Challenge:
Write out the listing below without alteration, omitting its pictures.

* BEGIN Records to process *

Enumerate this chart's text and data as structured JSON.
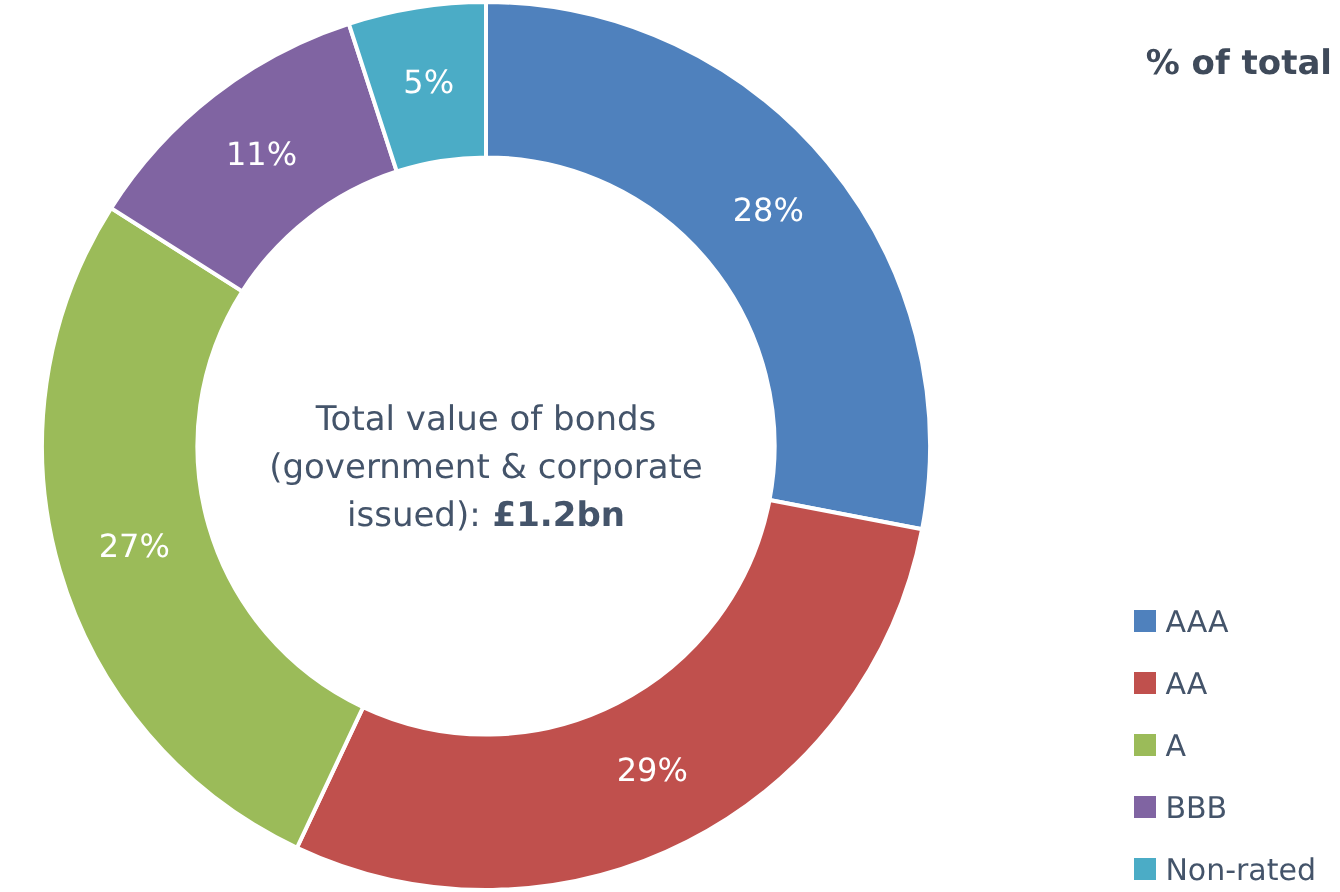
{
  "chart_data": {
    "type": "donut",
    "title": "% of total",
    "categories": [
      "AAA",
      "AA",
      "A",
      "BBB",
      "Non-rated"
    ],
    "values": [
      28,
      29,
      27,
      11,
      5
    ],
    "value_labels": [
      "28%",
      "29%",
      "27%",
      "11%",
      "5%"
    ],
    "colors": [
      "#4f81bd",
      "#c0504d",
      "#9bbb59",
      "#8064a2",
      "#4bacc6"
    ],
    "annotations": [
      "Total value of bonds (government & corporate issued):",
      "£1.2bn"
    ],
    "legend": "bottom right"
  }
}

* END Records to process *

Expected answer:
Enumerate this chart's text and data as structured JSON.
{
  "chart_data": {
    "type": "donut",
    "title": "% of total",
    "categories": [
      "AAA",
      "AA",
      "A",
      "BBB",
      "Non-rated"
    ],
    "values": [
      28,
      29,
      27,
      11,
      5
    ],
    "value_labels": [
      "28%",
      "29%",
      "27%",
      "11%",
      "5%"
    ],
    "colors": [
      "#4f81bd",
      "#c0504d",
      "#9bbb59",
      "#8064a2",
      "#4bacc6"
    ],
    "annotations": [
      "Total value of bonds (government & corporate issued):",
      "£1.2bn"
    ],
    "legend": "bottom right"
  }
}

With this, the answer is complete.